Stored entries:
##########
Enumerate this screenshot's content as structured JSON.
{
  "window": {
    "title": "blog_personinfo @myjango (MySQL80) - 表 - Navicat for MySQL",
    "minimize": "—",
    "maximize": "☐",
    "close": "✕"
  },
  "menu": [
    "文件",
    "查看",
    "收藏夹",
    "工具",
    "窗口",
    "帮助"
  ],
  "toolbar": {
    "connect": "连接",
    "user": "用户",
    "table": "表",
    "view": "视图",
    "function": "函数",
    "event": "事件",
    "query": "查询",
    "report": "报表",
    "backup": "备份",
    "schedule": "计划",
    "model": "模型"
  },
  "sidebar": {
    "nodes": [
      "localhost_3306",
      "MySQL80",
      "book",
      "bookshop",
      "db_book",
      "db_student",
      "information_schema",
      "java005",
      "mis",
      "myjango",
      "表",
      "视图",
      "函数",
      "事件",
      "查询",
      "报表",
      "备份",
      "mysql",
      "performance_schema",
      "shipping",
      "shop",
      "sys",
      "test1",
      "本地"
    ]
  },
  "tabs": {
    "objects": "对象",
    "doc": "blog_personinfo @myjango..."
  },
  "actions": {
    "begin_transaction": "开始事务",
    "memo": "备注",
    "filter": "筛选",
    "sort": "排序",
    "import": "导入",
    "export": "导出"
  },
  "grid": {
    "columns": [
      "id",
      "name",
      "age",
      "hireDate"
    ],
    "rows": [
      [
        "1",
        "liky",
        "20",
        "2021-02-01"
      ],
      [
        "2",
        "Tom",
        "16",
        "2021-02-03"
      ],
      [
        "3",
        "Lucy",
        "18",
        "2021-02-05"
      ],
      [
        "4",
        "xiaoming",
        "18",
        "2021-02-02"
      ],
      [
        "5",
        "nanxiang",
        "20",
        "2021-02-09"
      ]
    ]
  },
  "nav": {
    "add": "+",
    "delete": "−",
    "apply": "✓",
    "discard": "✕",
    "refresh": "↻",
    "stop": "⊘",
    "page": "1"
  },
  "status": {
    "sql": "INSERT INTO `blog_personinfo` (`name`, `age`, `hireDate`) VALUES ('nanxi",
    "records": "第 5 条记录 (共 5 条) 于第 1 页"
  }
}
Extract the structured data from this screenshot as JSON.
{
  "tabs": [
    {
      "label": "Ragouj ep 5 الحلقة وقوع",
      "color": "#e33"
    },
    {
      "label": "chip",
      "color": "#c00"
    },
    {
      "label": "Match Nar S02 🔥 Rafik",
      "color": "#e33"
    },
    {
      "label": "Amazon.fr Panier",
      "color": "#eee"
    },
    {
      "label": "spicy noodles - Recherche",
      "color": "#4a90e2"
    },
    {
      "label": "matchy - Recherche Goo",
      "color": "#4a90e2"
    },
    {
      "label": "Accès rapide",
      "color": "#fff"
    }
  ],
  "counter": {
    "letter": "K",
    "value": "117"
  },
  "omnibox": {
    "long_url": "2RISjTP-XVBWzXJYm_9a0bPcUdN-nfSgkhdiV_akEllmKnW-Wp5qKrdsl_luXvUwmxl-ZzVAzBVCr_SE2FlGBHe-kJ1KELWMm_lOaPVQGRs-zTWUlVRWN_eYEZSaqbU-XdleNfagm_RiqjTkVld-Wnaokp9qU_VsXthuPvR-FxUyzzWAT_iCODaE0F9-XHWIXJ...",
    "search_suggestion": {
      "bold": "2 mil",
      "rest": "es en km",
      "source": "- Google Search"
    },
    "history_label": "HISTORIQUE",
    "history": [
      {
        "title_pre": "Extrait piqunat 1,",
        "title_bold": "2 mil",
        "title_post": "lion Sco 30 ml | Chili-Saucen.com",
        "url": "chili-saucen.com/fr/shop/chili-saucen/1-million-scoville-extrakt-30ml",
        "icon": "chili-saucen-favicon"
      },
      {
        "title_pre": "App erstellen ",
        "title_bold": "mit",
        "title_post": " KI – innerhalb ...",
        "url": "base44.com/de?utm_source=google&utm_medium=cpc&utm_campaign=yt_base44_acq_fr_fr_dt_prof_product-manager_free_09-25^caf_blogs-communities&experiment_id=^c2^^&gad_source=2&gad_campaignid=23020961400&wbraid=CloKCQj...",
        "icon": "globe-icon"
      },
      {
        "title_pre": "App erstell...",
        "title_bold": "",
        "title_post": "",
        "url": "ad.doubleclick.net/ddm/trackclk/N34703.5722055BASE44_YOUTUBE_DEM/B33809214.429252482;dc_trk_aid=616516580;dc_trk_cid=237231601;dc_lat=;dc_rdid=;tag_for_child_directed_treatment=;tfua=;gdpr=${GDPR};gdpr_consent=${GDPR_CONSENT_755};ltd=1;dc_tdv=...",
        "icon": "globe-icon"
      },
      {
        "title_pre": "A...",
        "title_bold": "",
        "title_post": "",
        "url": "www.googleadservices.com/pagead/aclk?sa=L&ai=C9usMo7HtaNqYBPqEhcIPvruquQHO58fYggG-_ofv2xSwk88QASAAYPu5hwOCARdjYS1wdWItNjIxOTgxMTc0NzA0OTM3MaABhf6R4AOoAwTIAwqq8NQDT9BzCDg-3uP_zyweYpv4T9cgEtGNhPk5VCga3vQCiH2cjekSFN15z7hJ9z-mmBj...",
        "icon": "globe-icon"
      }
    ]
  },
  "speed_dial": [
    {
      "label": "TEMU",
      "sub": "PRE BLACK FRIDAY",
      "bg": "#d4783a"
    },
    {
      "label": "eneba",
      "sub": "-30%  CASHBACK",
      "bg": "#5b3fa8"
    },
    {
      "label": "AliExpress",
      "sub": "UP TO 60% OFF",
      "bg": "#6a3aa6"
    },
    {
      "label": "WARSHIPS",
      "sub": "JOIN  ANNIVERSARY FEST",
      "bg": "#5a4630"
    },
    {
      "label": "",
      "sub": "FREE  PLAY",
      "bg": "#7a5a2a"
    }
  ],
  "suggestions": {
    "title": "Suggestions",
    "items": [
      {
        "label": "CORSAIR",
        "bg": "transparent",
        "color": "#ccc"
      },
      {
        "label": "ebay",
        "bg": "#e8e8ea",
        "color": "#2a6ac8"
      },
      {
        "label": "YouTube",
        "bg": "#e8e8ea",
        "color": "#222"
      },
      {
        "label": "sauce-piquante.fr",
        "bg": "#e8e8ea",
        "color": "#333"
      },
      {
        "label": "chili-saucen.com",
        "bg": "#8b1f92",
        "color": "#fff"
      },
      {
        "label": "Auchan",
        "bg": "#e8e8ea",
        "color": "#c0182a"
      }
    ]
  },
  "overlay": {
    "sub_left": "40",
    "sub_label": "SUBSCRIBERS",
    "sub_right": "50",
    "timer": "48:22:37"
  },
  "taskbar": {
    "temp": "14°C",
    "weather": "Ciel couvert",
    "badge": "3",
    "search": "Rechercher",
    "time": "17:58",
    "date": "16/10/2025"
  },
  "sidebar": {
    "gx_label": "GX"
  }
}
##########
▸ Stated problem: From the data above, copy each line where the string "this" appears.

▸ The reply:
Enumerate this screenshot's content as structured JSON.
Extract the structured data from this screenshot as JSON.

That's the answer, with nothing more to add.